To be done:
Can you output the material exactly as written, minus any pictures it holds?
**** Excerpted data
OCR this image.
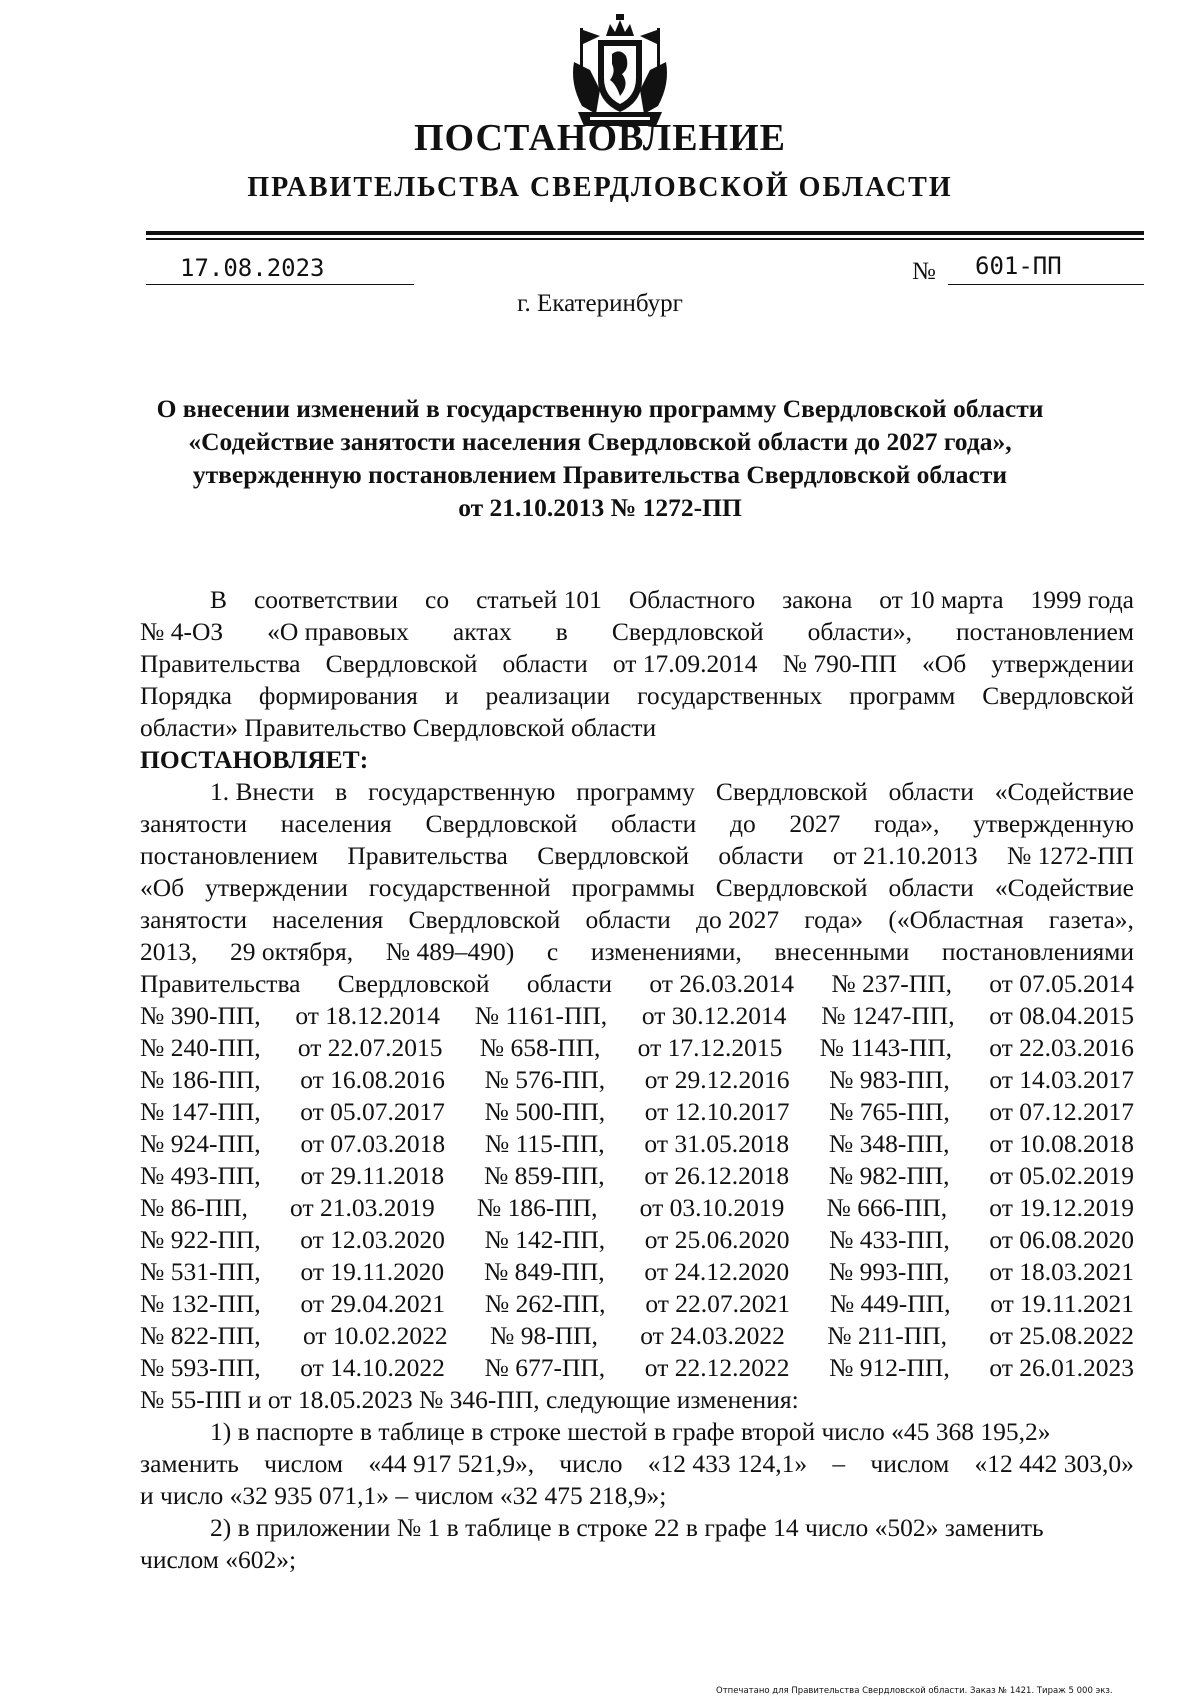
ПОСТАНОВЛЕНИЕ
ПРАВИТЕЛЬСТВА СВЕРДЛОВСКОЙ ОБЛАСТИ
17.08.2023	№ 601-ПП
г. Екатеринбург
О внесении изменений в государственную программу Свердловской области
«Содействие занятости населения Свердловской области до 2027 года»,
утвержденную постановлением Правительства Свердловской области
от 21.10.2013 № 1272-ПП
В соответствии со статьей 101 Областного закона от 10 марта 1999 года
№ 4-ОЗ «О правовых актах в Свердловской области», постановлением
Правительства Свердловской области от 17.09.2014 № 790-ПП «Об утверждении
Порядка формирования и реализации государственных программ Свердловской
области» Правительство Свердловской области
ПОСТАНОВЛЯЕТ:
1. Внести в государственную программу Свердловской области «Содействие
занятости населения Свердловской области до 2027 года», утвержденную
постановлением Правительства Свердловской области от 21.10.2013 № 1272-ПП
«Об утверждении государственной программы Свердловской области «Содействие
занятости населения Свердловской области до 2027 года» («Областная газета»,
2013, 29 октября, № 489–490) с изменениями, внесенными постановлениями
Правительства Свердловской области от 26.03.2014 № 237-ПП, от 07.05.2014
№ 390-ПП, от 18.12.2014 № 1161-ПП, от 30.12.2014 № 1247-ПП, от 08.04.2015
№ 240-ПП, от 22.07.2015 № 658-ПП, от 17.12.2015 № 1143-ПП, от 22.03.2016
№ 186-ПП, от 16.08.2016 № 576-ПП, от 29.12.2016 № 983-ПП, от 14.03.2017
№ 147-ПП, от 05.07.2017 № 500-ПП, от 12.10.2017 № 765-ПП, от 07.12.2017
№ 924-ПП, от 07.03.2018 № 115-ПП, от 31.05.2018 № 348-ПП, от 10.08.2018
№ 493-ПП, от 29.11.2018 № 859-ПП, от 26.12.2018 № 982-ПП, от 05.02.2019
№ 86-ПП, от 21.03.2019 № 186-ПП, от 03.10.2019 № 666-ПП, от 19.12.2019
№ 922-ПП, от 12.03.2020 № 142-ПП, от 25.06.2020 № 433-ПП, от 06.08.2020
№ 531-ПП, от 19.11.2020 № 849-ПП, от 24.12.2020 № 993-ПП, от 18.03.2021
№ 132-ПП, от 29.04.2021 № 262-ПП, от 22.07.2021 № 449-ПП, от 19.11.2021
№ 822-ПП, от 10.02.2022 № 98-ПП, от 24.03.2022 № 211-ПП, от 25.08.2022
№ 593-ПП, от 14.10.2022 № 677-ПП, от 22.12.2022 № 912-ПП, от 26.01.2023
№ 55-ПП и от 18.05.2023 № 346-ПП, следующие изменения:
1) в паспорте в таблице в строке шестой в графе второй число «45 368 195,2»
заменить числом «44 917 521,9», число «12 433 124,1» – числом «12 442 303,0»
и число «32 935 071,1» – числом «32 475 218,9»;
2) в приложении № 1 в таблице в строке 22 в графе 14 число «502» заменить
числом «602»;
Отпечатано для Правительства Свердловской области. Заказ № 1421. Тираж 5 000 экз.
********
Response for this exercise:
OCR this image.
ПОСТАНОВЛЕНИЕ
ПРАВИТЕЛЬСТВА СВЕРДЛОВСКОЙ ОБЛАСТИ
17.08.2023	№ 601-ПП
г. Екатеринбург
О внесении изменений в государственную программу Свердловской области
«Содействие занятости населения Свердловской области до 2027 года»,
утвержденную постановлением Правительства Свердловской области
от 21.10.2013 № 1272-ПП
В соответствии со статьей 101 Областного закона от 10 марта 1999 года
№ 4-ОЗ «О правовых актах в Свердловской области», постановлением
Правительства Свердловской области от 17.09.2014 № 790-ПП «Об утверждении
Порядка формирования и реализации государственных программ Свердловской
области» Правительство Свердловской области
ПОСТАНОВЛЯЕТ:
1. Внести в государственную программу Свердловской области «Содействие
занятости населения Свердловской области до 2027 года», утвержденную
постановлением Правительства Свердловской области от 21.10.2013 № 1272-ПП
«Об утверждении государственной программы Свердловской области «Содействие
занятости населения Свердловской области до 2027 года» («Областная газета»,
2013, 29 октября, № 489–490) с изменениями, внесенными постановлениями
Правительства Свердловской области от 26.03.2014 № 237-ПП, от 07.05.2014
№ 390-ПП, от 18.12.2014 № 1161-ПП, от 30.12.2014 № 1247-ПП, от 08.04.2015
№ 240-ПП, от 22.07.2015 № 658-ПП, от 17.12.2015 № 1143-ПП, от 22.03.2016
№ 186-ПП, от 16.08.2016 № 576-ПП, от 29.12.2016 № 983-ПП, от 14.03.2017
№ 147-ПП, от 05.07.2017 № 500-ПП, от 12.10.2017 № 765-ПП, от 07.12.2017
№ 924-ПП, от 07.03.2018 № 115-ПП, от 31.05.2018 № 348-ПП, от 10.08.2018
№ 493-ПП, от 29.11.2018 № 859-ПП, от 26.12.2018 № 982-ПП, от 05.02.2019
№ 86-ПП, от 21.03.2019 № 186-ПП, от 03.10.2019 № 666-ПП, от 19.12.2019
№ 922-ПП, от 12.03.2020 № 142-ПП, от 25.06.2020 № 433-ПП, от 06.08.2020
№ 531-ПП, от 19.11.2020 № 849-ПП, от 24.12.2020 № 993-ПП, от 18.03.2021
№ 132-ПП, от 29.04.2021 № 262-ПП, от 22.07.2021 № 449-ПП, от 19.11.2021
№ 822-ПП, от 10.02.2022 № 98-ПП, от 24.03.2022 № 211-ПП, от 25.08.2022
№ 593-ПП, от 14.10.2022 № 677-ПП, от 22.12.2022 № 912-ПП, от 26.01.2023
№ 55-ПП и от 18.05.2023 № 346-ПП, следующие изменения:
1) в паспорте в таблице в строке шестой в графе второй число «45 368 195,2»
заменить числом «44 917 521,9», число «12 433 124,1» – числом «12 442 303,0»
и число «32 935 071,1» – числом «32 475 218,9»;
2) в приложении № 1 в таблице в строке 22 в графе 14 число «502» заменить
числом «602»;
Отпечатано для Правительства Свердловской области. Заказ № 1421. Тираж 5 000 экз.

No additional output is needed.